▶ Problem statement
Find each line with the word "posiadać" in it, then give the total alone.

[A run of records]
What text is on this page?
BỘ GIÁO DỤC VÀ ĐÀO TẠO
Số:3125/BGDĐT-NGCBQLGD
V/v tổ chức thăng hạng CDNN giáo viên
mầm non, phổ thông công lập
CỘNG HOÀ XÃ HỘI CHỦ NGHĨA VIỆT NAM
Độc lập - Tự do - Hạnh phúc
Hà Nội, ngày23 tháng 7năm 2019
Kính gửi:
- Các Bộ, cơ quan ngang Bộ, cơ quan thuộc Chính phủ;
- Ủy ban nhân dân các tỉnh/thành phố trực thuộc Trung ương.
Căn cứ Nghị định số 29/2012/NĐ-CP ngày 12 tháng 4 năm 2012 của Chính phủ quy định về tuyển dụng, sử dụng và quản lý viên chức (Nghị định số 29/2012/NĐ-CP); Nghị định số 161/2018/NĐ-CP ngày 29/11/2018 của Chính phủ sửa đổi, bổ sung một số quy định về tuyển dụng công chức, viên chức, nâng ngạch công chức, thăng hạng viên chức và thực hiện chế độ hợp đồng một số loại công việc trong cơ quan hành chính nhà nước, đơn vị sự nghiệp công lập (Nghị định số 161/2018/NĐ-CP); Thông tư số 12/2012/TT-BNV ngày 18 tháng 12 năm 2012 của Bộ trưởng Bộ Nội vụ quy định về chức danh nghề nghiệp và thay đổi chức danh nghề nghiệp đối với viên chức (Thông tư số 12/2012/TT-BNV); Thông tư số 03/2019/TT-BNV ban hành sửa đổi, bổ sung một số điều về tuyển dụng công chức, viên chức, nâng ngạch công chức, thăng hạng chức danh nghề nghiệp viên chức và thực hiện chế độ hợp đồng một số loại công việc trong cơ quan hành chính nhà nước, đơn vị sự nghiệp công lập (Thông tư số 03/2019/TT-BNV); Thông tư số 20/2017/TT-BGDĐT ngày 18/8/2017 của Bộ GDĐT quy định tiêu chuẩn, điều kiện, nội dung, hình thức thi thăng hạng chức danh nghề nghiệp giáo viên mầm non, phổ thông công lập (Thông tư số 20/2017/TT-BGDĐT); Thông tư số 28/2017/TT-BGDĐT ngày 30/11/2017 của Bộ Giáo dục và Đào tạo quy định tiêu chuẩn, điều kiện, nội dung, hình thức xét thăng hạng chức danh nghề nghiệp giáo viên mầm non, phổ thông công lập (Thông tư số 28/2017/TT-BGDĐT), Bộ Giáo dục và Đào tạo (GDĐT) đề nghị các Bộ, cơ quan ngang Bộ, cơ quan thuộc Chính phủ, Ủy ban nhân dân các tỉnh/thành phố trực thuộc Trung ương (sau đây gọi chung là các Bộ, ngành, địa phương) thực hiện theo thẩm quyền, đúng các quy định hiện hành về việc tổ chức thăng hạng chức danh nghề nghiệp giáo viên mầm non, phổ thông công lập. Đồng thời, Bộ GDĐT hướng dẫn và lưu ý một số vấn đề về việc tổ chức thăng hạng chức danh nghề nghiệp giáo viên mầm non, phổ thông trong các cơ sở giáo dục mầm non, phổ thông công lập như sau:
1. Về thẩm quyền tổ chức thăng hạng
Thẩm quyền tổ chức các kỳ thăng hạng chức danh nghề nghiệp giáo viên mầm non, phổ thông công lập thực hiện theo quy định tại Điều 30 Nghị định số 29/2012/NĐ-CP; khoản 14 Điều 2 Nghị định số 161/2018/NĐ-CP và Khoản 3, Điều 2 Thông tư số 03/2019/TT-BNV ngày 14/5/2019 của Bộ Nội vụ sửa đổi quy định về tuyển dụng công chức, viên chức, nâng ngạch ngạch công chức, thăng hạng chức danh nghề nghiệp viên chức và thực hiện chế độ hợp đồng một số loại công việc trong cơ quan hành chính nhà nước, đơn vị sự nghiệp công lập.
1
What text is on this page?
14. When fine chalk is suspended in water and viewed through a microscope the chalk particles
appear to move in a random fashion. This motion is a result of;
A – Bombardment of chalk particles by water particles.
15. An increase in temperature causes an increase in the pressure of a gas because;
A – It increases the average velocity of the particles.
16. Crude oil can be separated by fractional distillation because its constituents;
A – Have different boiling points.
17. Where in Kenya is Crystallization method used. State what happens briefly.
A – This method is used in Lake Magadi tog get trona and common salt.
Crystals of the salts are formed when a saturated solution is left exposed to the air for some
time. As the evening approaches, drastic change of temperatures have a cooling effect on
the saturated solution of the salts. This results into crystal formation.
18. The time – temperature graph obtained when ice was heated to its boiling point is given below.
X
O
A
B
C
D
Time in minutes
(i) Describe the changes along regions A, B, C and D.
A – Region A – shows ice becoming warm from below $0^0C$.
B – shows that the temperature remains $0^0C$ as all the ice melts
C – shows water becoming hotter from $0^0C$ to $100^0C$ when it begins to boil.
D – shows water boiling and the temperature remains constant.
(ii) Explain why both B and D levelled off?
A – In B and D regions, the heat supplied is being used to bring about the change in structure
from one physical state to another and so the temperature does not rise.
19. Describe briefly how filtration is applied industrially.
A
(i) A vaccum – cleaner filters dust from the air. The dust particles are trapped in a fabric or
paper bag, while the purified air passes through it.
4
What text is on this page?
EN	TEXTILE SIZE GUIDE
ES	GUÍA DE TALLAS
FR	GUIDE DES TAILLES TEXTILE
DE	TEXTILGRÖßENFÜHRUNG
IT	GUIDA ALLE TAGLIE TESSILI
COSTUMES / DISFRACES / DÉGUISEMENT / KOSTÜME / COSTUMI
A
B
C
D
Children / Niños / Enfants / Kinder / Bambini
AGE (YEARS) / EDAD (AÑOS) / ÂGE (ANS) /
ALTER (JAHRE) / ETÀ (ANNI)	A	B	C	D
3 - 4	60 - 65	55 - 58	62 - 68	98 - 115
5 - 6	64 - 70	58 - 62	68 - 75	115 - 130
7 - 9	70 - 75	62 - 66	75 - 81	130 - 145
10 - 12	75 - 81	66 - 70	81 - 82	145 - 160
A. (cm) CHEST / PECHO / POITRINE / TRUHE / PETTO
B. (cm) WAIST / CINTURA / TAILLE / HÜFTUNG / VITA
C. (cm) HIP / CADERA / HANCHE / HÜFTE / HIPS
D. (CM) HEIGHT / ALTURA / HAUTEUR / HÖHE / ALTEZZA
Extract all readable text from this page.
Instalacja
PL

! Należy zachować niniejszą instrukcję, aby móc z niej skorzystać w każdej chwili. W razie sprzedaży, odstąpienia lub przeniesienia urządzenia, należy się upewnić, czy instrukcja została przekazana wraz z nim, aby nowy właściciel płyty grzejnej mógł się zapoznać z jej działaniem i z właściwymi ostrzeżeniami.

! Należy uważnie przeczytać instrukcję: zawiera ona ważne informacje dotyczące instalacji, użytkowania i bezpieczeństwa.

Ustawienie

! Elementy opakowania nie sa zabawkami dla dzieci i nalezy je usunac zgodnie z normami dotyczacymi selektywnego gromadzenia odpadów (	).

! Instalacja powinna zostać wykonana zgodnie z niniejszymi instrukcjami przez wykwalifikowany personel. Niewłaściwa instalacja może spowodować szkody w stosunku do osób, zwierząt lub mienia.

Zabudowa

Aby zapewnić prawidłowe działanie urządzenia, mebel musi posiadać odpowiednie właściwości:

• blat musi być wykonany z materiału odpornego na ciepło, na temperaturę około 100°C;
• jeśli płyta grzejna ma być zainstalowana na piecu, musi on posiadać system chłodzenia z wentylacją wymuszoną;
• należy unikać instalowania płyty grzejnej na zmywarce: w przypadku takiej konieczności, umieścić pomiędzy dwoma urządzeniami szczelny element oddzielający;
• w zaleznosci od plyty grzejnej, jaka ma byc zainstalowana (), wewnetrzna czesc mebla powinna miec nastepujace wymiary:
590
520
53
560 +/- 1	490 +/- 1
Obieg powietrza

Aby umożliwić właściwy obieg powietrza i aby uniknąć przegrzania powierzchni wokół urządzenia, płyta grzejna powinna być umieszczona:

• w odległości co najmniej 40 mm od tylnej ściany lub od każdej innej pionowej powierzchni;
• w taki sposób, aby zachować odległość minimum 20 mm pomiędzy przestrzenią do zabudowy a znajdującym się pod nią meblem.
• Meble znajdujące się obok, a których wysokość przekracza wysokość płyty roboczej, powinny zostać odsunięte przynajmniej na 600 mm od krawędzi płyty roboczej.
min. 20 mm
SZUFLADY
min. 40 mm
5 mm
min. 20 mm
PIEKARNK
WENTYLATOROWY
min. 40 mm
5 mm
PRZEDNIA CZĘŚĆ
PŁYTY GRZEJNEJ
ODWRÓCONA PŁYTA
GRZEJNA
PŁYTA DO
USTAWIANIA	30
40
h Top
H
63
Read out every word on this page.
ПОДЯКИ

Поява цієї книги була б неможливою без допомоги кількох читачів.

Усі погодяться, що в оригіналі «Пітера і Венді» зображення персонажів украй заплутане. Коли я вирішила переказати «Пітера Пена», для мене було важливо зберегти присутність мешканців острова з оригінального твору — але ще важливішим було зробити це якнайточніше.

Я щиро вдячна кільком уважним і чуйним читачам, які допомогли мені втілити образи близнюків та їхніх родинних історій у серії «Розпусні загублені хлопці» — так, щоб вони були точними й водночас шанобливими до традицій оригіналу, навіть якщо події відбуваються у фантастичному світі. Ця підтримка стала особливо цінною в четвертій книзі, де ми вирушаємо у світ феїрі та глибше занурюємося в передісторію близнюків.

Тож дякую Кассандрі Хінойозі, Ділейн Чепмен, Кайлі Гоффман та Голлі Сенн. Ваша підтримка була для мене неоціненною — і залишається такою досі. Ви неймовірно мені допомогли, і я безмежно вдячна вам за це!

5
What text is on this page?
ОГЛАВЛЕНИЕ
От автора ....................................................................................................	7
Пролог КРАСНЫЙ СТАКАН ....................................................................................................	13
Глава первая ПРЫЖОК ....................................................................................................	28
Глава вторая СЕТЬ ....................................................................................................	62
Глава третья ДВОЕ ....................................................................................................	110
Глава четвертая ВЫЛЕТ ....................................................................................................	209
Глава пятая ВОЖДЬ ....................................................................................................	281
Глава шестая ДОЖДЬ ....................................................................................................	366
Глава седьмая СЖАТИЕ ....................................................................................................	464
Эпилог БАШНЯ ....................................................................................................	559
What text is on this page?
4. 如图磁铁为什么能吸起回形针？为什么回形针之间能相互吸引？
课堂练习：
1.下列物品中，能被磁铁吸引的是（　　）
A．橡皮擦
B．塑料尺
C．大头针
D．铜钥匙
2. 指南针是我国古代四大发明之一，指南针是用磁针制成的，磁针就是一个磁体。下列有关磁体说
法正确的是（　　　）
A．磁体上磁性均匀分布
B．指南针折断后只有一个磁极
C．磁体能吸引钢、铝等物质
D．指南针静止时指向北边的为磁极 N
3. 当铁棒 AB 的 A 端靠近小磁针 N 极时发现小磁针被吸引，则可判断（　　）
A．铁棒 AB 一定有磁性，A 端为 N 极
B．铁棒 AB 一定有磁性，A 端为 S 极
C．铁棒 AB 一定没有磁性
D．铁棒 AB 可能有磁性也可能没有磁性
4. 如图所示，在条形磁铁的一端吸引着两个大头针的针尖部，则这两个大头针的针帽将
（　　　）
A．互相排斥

▶ Written solution
2